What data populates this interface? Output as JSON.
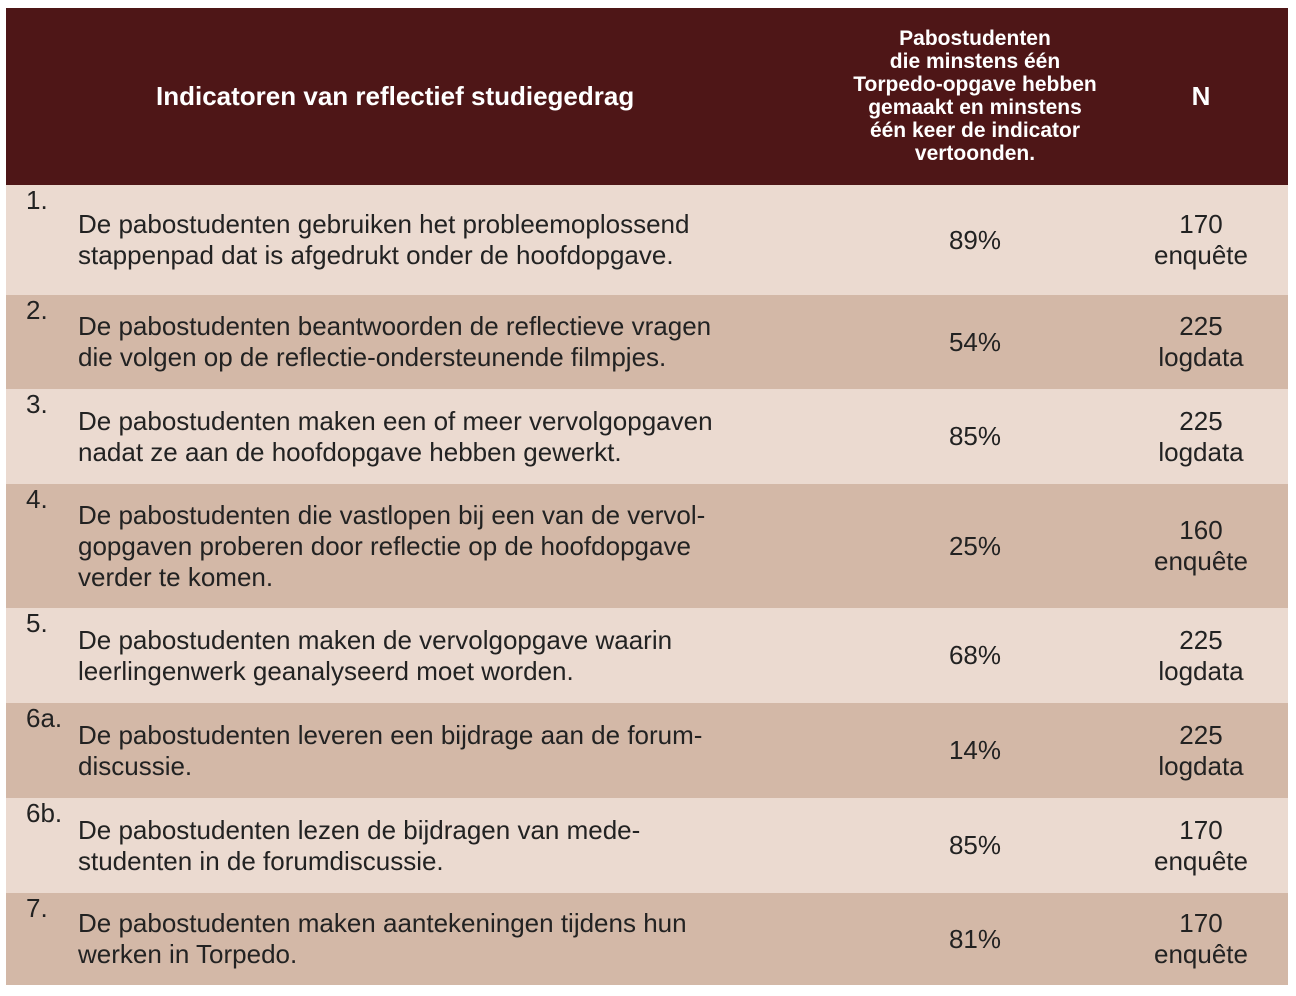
{
  "header": {
    "indicator": "Indicatoren van reflectief studiegedrag",
    "percentage": "Pabostudenten\ndie minstens één\nTorpedo-opgave hebben\ngemaakt en minstens\néén keer de indicator\nvertoonden.",
    "n": "N"
  },
  "rows": [
    {
      "num": "1.",
      "text": "De pabostudenten gebruiken het probleemoplossend\nstappenpad dat is afgedrukt onder de hoofdopgave.",
      "pct": "89%",
      "n": "170",
      "source": "enquête"
    },
    {
      "num": "2.",
      "text": "De pabostudenten beantwoorden de reflectieve vragen\ndie volgen op de reflectie-ondersteunende filmpjes.",
      "pct": "54%",
      "n": "225",
      "source": "logdata"
    },
    {
      "num": "3.",
      "text": "De pabostudenten maken een of meer vervolgopgaven\nnadat ze aan de hoofdopgave hebben gewerkt.",
      "pct": "85%",
      "n": "225",
      "source": "logdata"
    },
    {
      "num": "4.",
      "text": "De pabostudenten die vastlopen bij een van de vervol-\ngopgaven proberen door reflectie op de hoofdopgave\nverder te komen.",
      "pct": "25%",
      "n": "160",
      "source": "enquête"
    },
    {
      "num": "5.",
      "text": "De pabostudenten maken de vervolgopgave waarin\nleerlingenwerk geanalyseerd moet worden.",
      "pct": "68%",
      "n": "225",
      "source": "logdata"
    },
    {
      "num": "6a.",
      "text": "De pabostudenten leveren een bijdrage aan de forum-\ndiscussie.",
      "pct": "14%",
      "n": "225",
      "source": "logdata"
    },
    {
      "num": "6b.",
      "text": "De pabostudenten lezen de bijdragen van mede-\nstudenten in de forumdiscussie.",
      "pct": "85%",
      "n": "170",
      "source": "enquête"
    },
    {
      "num": "7.",
      "text": "De pabostudenten maken aantekeningen tijdens hun\nwerken in Torpedo.",
      "pct": "81%",
      "n": "170",
      "source": "enquête"
    }
  ],
  "colors": {
    "header_bg": "#4e1617",
    "row_light": "#ebdad0",
    "row_dark": "#d3b8a7"
  }
}
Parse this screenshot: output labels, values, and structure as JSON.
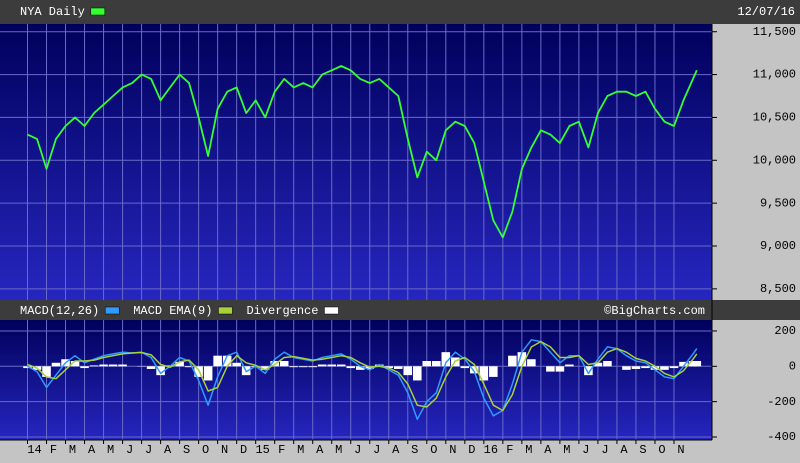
+++
> **WHAT THE EXERCISE ASKS**: Repeat the lines above exactly, and keep every picture out.

> **SOLVED EXERCISE**:
What data populates this interface? Output as JSON.
{
  "header": {
    "indicator": "Indicatoren van reflectief studiegedrag",
    "percentage": "Pabostudenten\ndie minstens één\nTorpedo-opgave hebben\ngemaakt en minstens\néén keer de indicator\nvertoonden.",
    "n": "N"
  },
  "rows": [
    {
      "num": "1.",
      "text": "De pabostudenten gebruiken het probleemoplossend\nstappenpad dat is afgedrukt onder de hoofdopgave.",
      "pct": "89%",
      "n": "170",
      "source": "enquête"
    },
    {
      "num": "2.",
      "text": "De pabostudenten beantwoorden de reflectieve vragen\ndie volgen op de reflectie-ondersteunende filmpjes.",
      "pct": "54%",
      "n": "225",
      "source": "logdata"
    },
    {
      "num": "3.",
      "text": "De pabostudenten maken een of meer vervolgopgaven\nnadat ze aan de hoofdopgave hebben gewerkt.",
      "pct": "85%",
      "n": "225",
      "source": "logdata"
    },
    {
      "num": "4.",
      "text": "De pabostudenten die vastlopen bij een van de vervol-\ngopgaven proberen door reflectie op de hoofdopgave\nverder te komen.",
      "pct": "25%",
      "n": "160",
      "source": "enquête"
    },
    {
      "num": "5.",
      "text": "De pabostudenten maken de vervolgopgave waarin\nleerlingenwerk geanalyseerd moet worden.",
      "pct": "68%",
      "n": "225",
      "source": "logdata"
    },
    {
      "num": "6a.",
      "text": "De pabostudenten leveren een bijdrage aan de forum-\ndiscussie.",
      "pct": "14%",
      "n": "225",
      "source": "logdata"
    },
    {
      "num": "6b.",
      "text": "De pabostudenten lezen de bijdragen van mede-\nstudenten in de forumdiscussie.",
      "pct": "85%",
      "n": "170",
      "source": "enquête"
    },
    {
      "num": "7.",
      "text": "De pabostudenten maken aantekeningen tijdens hun\nwerken in Torpedo.",
      "pct": "81%",
      "n": "170",
      "source": "enquête"
    }
  ],
  "colors": {
    "header_bg": "#4e1617",
    "row_light": "#ebdad0",
    "row_dark": "#d3b8a7"
  }
}
Parse this screenshot: output labels, values, and structure as JSON.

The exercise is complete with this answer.